[Stored data]
[start]
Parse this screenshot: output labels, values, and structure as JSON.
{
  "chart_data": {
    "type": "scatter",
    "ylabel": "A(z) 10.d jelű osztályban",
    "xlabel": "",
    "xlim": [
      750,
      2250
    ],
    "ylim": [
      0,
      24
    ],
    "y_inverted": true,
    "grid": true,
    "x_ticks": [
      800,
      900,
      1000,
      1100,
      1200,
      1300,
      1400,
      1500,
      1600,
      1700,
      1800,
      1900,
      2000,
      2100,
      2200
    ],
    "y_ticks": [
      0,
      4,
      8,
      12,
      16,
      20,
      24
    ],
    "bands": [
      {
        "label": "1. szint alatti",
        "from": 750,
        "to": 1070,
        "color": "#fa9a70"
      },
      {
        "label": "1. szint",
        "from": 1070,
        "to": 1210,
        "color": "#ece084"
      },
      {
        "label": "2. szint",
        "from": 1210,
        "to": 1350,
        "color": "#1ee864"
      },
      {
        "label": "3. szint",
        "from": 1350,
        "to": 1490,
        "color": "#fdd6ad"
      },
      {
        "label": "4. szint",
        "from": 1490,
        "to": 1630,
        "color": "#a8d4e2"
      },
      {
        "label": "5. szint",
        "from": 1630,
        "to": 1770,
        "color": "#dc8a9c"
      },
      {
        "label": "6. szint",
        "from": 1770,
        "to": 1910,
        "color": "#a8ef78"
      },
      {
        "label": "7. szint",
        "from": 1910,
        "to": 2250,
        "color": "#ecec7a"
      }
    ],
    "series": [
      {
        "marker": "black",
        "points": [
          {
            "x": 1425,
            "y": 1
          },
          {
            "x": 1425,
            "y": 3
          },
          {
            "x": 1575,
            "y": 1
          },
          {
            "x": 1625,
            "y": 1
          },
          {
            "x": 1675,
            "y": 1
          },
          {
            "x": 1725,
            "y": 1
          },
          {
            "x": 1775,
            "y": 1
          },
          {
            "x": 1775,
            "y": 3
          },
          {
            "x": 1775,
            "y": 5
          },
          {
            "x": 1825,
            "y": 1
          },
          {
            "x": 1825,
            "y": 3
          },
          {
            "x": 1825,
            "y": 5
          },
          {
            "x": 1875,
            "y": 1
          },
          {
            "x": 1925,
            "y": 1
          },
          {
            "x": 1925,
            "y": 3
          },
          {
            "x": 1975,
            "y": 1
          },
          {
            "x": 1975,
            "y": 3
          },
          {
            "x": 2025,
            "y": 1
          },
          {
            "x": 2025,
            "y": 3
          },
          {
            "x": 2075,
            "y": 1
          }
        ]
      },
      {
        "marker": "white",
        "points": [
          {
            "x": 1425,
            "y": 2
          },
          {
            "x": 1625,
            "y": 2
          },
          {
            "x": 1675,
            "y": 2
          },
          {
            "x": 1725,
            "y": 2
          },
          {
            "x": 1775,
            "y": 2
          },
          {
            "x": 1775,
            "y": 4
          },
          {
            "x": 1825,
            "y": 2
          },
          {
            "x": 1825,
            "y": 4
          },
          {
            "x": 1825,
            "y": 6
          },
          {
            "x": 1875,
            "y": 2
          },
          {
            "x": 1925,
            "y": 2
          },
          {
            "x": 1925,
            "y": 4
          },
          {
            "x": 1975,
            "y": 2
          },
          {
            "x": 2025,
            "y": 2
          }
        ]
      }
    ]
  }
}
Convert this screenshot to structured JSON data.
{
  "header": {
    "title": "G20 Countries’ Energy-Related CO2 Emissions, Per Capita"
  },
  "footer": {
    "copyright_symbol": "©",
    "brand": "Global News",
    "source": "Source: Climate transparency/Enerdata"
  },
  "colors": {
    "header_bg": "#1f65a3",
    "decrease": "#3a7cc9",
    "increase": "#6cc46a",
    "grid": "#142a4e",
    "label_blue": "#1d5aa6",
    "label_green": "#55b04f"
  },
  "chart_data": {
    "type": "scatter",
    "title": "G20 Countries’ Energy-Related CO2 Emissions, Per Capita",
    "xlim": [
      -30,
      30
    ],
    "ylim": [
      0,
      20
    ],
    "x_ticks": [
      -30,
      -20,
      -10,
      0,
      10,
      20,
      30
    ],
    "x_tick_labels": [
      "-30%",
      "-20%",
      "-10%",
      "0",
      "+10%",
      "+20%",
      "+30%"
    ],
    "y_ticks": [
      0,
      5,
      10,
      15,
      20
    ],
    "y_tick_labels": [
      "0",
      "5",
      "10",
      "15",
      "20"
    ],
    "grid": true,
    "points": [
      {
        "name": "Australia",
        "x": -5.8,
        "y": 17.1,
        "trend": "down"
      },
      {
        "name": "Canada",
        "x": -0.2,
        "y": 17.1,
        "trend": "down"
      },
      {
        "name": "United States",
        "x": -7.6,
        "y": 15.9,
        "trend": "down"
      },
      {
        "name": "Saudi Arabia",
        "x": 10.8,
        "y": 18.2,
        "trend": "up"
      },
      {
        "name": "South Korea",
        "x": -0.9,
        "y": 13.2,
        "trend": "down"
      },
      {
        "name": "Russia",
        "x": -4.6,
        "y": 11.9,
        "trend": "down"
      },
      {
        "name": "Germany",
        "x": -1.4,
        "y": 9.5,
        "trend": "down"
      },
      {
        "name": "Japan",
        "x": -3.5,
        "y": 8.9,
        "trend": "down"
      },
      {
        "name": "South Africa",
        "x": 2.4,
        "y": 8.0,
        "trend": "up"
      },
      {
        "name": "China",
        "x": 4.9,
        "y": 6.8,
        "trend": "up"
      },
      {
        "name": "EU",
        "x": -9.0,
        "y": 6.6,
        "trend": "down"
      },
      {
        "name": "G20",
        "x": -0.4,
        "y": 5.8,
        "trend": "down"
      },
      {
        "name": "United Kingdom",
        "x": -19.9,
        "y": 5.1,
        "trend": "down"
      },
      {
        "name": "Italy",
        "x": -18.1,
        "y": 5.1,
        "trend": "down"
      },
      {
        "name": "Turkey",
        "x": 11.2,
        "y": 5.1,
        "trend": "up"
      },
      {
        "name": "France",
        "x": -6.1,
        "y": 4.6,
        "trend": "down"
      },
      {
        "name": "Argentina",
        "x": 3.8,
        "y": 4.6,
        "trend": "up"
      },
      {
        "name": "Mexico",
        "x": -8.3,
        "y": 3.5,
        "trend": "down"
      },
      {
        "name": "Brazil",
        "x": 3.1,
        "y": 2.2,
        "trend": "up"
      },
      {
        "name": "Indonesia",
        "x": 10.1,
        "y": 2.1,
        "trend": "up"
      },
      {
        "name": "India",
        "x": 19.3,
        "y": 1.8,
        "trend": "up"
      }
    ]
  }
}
[end]
What this task involves:
Give all of the entries again, word for word.

Reply to the task:
Parse this screenshot: output labels, values, and structure as JSON.
{
  "chart_data": {
    "type": "scatter",
    "ylabel": "A(z) 10.d jelű osztályban",
    "xlabel": "",
    "xlim": [
      750,
      2250
    ],
    "ylim": [
      0,
      24
    ],
    "y_inverted": true,
    "grid": true,
    "x_ticks": [
      800,
      900,
      1000,
      1100,
      1200,
      1300,
      1400,
      1500,
      1600,
      1700,
      1800,
      1900,
      2000,
      2100,
      2200
    ],
    "y_ticks": [
      0,
      4,
      8,
      12,
      16,
      20,
      24
    ],
    "bands": [
      {
        "label": "1. szint alatti",
        "from": 750,
        "to": 1070,
        "color": "#fa9a70"
      },
      {
        "label": "1. szint",
        "from": 1070,
        "to": 1210,
        "color": "#ece084"
      },
      {
        "label": "2. szint",
        "from": 1210,
        "to": 1350,
        "color": "#1ee864"
      },
      {
        "label": "3. szint",
        "from": 1350,
        "to": 1490,
        "color": "#fdd6ad"
      },
      {
        "label": "4. szint",
        "from": 1490,
        "to": 1630,
        "color": "#a8d4e2"
      },
      {
        "label": "5. szint",
        "from": 1630,
        "to": 1770,
        "color": "#dc8a9c"
      },
      {
        "label": "6. szint",
        "from": 1770,
        "to": 1910,
        "color": "#a8ef78"
      },
      {
        "label": "7. szint",
        "from": 1910,
        "to": 2250,
        "color": "#ecec7a"
      }
    ],
    "series": [
      {
        "marker": "black",
        "points": [
          {
            "x": 1425,
            "y": 1
          },
          {
            "x": 1425,
            "y": 3
          },
          {
            "x": 1575,
            "y": 1
          },
          {
            "x": 1625,
            "y": 1
          },
          {
            "x": 1675,
            "y": 1
          },
          {
            "x": 1725,
            "y": 1
          },
          {
            "x": 1775,
            "y": 1
          },
          {
            "x": 1775,
            "y": 3
          },
          {
            "x": 1775,
            "y": 5
          },
          {
            "x": 1825,
            "y": 1
          },
          {
            "x": 1825,
            "y": 3
          },
          {
            "x": 1825,
            "y": 5
          },
          {
            "x": 1875,
            "y": 1
          },
          {
            "x": 1925,
            "y": 1
          },
          {
            "x": 1925,
            "y": 3
          },
          {
            "x": 1975,
            "y": 1
          },
          {
            "x": 1975,
            "y": 3
          },
          {
            "x": 2025,
            "y": 1
          },
          {
            "x": 2025,
            "y": 3
          },
          {
            "x": 2075,
            "y": 1
          }
        ]
      },
      {
        "marker": "white",
        "points": [
          {
            "x": 1425,
            "y": 2
          },
          {
            "x": 1625,
            "y": 2
          },
          {
            "x": 1675,
            "y": 2
          },
          {
            "x": 1725,
            "y": 2
          },
          {
            "x": 1775,
            "y": 2
          },
          {
            "x": 1775,
            "y": 4
          },
          {
            "x": 1825,
            "y": 2
          },
          {
            "x": 1825,
            "y": 4
          },
          {
            "x": 1825,
            "y": 6
          },
          {
            "x": 1875,
            "y": 2
          },
          {
            "x": 1925,
            "y": 2
          },
          {
            "x": 1925,
            "y": 4
          },
          {
            "x": 1975,
            "y": 2
          },
          {
            "x": 2025,
            "y": 2
          }
        ]
      }
    ]
  }
}
Convert this screenshot to structured JSON data.
{
  "header": {
    "title": "G20 Countries’ Energy-Related CO2 Emissions, Per Capita"
  },
  "footer": {
    "copyright_symbol": "©",
    "brand": "Global News",
    "source": "Source: Climate transparency/Enerdata"
  },
  "colors": {
    "header_bg": "#1f65a3",
    "decrease": "#3a7cc9",
    "increase": "#6cc46a",
    "grid": "#142a4e",
    "label_blue": "#1d5aa6",
    "label_green": "#55b04f"
  },
  "chart_data": {
    "type": "scatter",
    "title": "G20 Countries’ Energy-Related CO2 Emissions, Per Capita",
    "xlim": [
      -30,
      30
    ],
    "ylim": [
      0,
      20
    ],
    "x_ticks": [
      -30,
      -20,
      -10,
      0,
      10,
      20,
      30
    ],
    "x_tick_labels": [
      "-30%",
      "-20%",
      "-10%",
      "0",
      "+10%",
      "+20%",
      "+30%"
    ],
    "y_ticks": [
      0,
      5,
      10,
      15,
      20
    ],
    "y_tick_labels": [
      "0",
      "5",
      "10",
      "15",
      "20"
    ],
    "grid": true,
    "points": [
      {
        "name": "Australia",
        "x": -5.8,
        "y": 17.1,
        "trend": "down"
      },
      {
        "name": "Canada",
        "x": -0.2,
        "y": 17.1,
        "trend": "down"
      },
      {
        "name": "United States",
        "x": -7.6,
        "y": 15.9,
        "trend": "down"
      },
      {
        "name": "Saudi Arabia",
        "x": 10.8,
        "y": 18.2,
        "trend": "up"
      },
      {
        "name": "South Korea",
        "x": -0.9,
        "y": 13.2,
        "trend": "down"
      },
      {
        "name": "Russia",
        "x": -4.6,
        "y": 11.9,
        "trend": "down"
      },
      {
        "name": "Germany",
        "x": -1.4,
        "y": 9.5,
        "trend": "down"
      },
      {
        "name": "Japan",
        "x": -3.5,
        "y": 8.9,
        "trend": "down"
      },
      {
        "name": "South Africa",
        "x": 2.4,
        "y": 8.0,
        "trend": "up"
      },
      {
        "name": "China",
        "x": 4.9,
        "y": 6.8,
        "trend": "up"
      },
      {
        "name": "EU",
        "x": -9.0,
        "y": 6.6,
        "trend": "down"
      },
      {
        "name": "G20",
        "x": -0.4,
        "y": 5.8,
        "trend": "down"
      },
      {
        "name": "United Kingdom",
        "x": -19.9,
        "y": 5.1,
        "trend": "down"
      },
      {
        "name": "Italy",
        "x": -18.1,
        "y": 5.1,
        "trend": "down"
      },
      {
        "name": "Turkey",
        "x": 11.2,
        "y": 5.1,
        "trend": "up"
      },
      {
        "name": "France",
        "x": -6.1,
        "y": 4.6,
        "trend": "down"
      },
      {
        "name": "Argentina",
        "x": 3.8,
        "y": 4.6,
        "trend": "up"
      },
      {
        "name": "Mexico",
        "x": -8.3,
        "y": 3.5,
        "trend": "down"
      },
      {
        "name": "Brazil",
        "x": 3.1,
        "y": 2.2,
        "trend": "up"
      },
      {
        "name": "Indonesia",
        "x": 10.1,
        "y": 2.1,
        "trend": "up"
      },
      {
        "name": "India",
        "x": 19.3,
        "y": 1.8,
        "trend": "up"
      }
    ]
  }
}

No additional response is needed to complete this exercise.